[Saved entries]
.....

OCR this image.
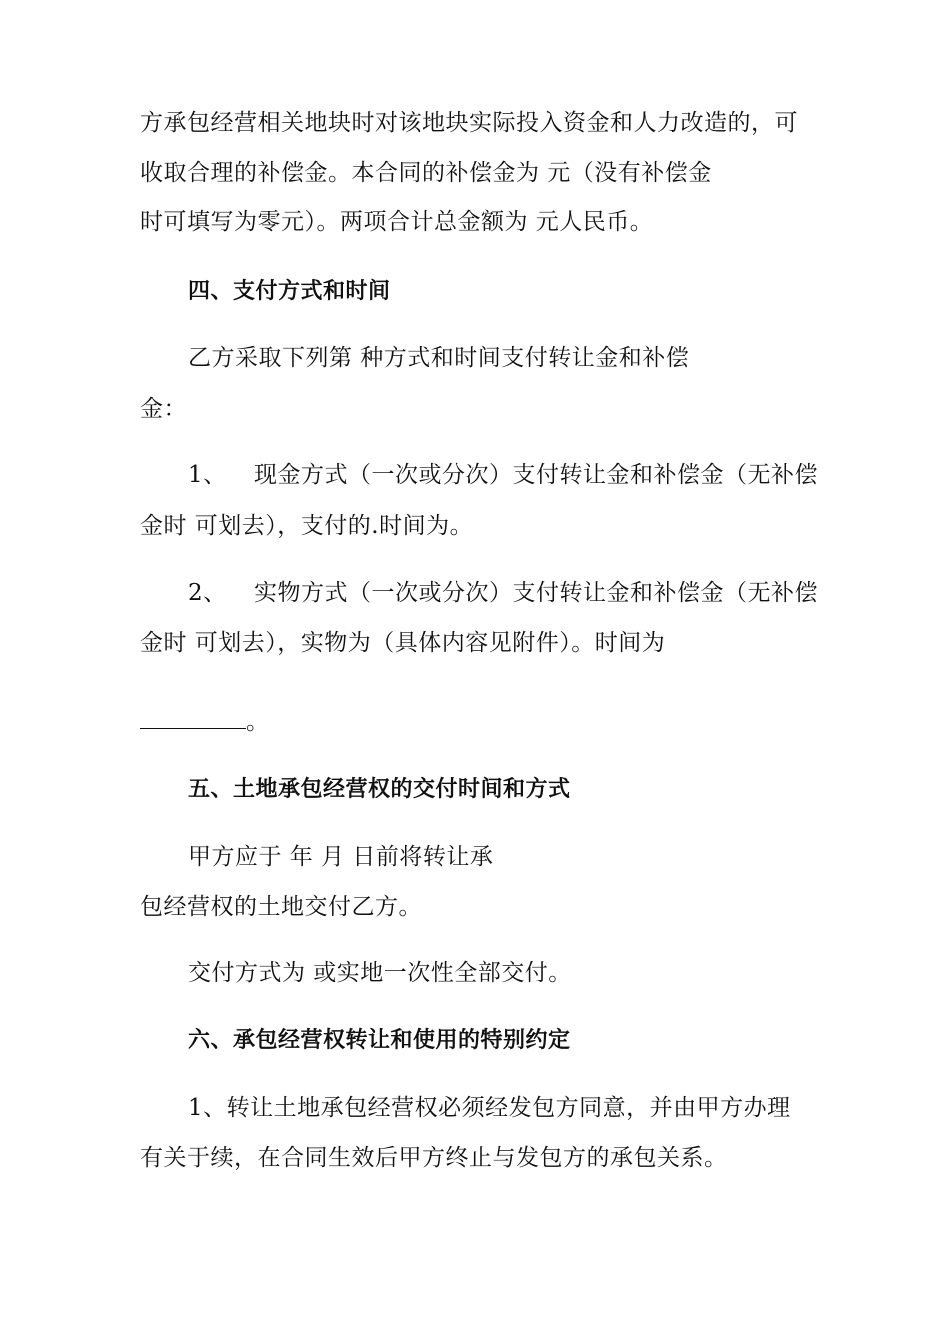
方承包经营相关地块时对该地块实际投入资金和人力改造的，可
收取合理的补偿金。本合同的补偿金为 元（没有补偿金
时可填写为零元）。两项合计总金额为 元人民币。
四、支付方式和时间
乙方采取下列第 种方式和时间支付转让金和补偿
金：
1、 现金方式（一次或分次）支付转让金和补偿金（无补偿
金时 可划去），支付的.时间为。
2、 实物方式（一次或分次）支付转让金和补偿金（无补偿
金时 可划去），实物为（具体内容见附件）。时间为
。
五、土地承包经营权的交付时间和方式
甲方应于 年 月 日前将转让承
包经营权的土地交付乙方。
交付方式为 或实地一次性全部交付。
六、承包经营权转让和使用的特别约定
1、转让土地承包经营权必须经发包方同意，并由甲方办理
有关于续，在合同生效后甲方终止与发包方的承包关系。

.....

• _DO THIS_
Reproduce every line of the material precisely, omitting its pictures.

• _WRITTEN ANSWER_
OCR this image.
方承包经营相关地块时对该地块实际投入资金和人力改造的，可
收取合理的补偿金。本合同的补偿金为 元（没有补偿金
时可填写为零元）。两项合计总金额为 元人民币。
四、支付方式和时间
乙方采取下列第 种方式和时间支付转让金和补偿
金：
1、 现金方式（一次或分次）支付转让金和补偿金（无补偿
金时 可划去），支付的.时间为。
2、 实物方式（一次或分次）支付转让金和补偿金（无补偿
金时 可划去），实物为（具体内容见附件）。时间为
。
五、土地承包经营权的交付时间和方式
甲方应于 年 月 日前将转让承
包经营权的土地交付乙方。
交付方式为 或实地一次性全部交付。
六、承包经营权转让和使用的特别约定
1、转让土地承包经营权必须经发包方同意，并由甲方办理
有关于续，在合同生效后甲方终止与发包方的承包关系。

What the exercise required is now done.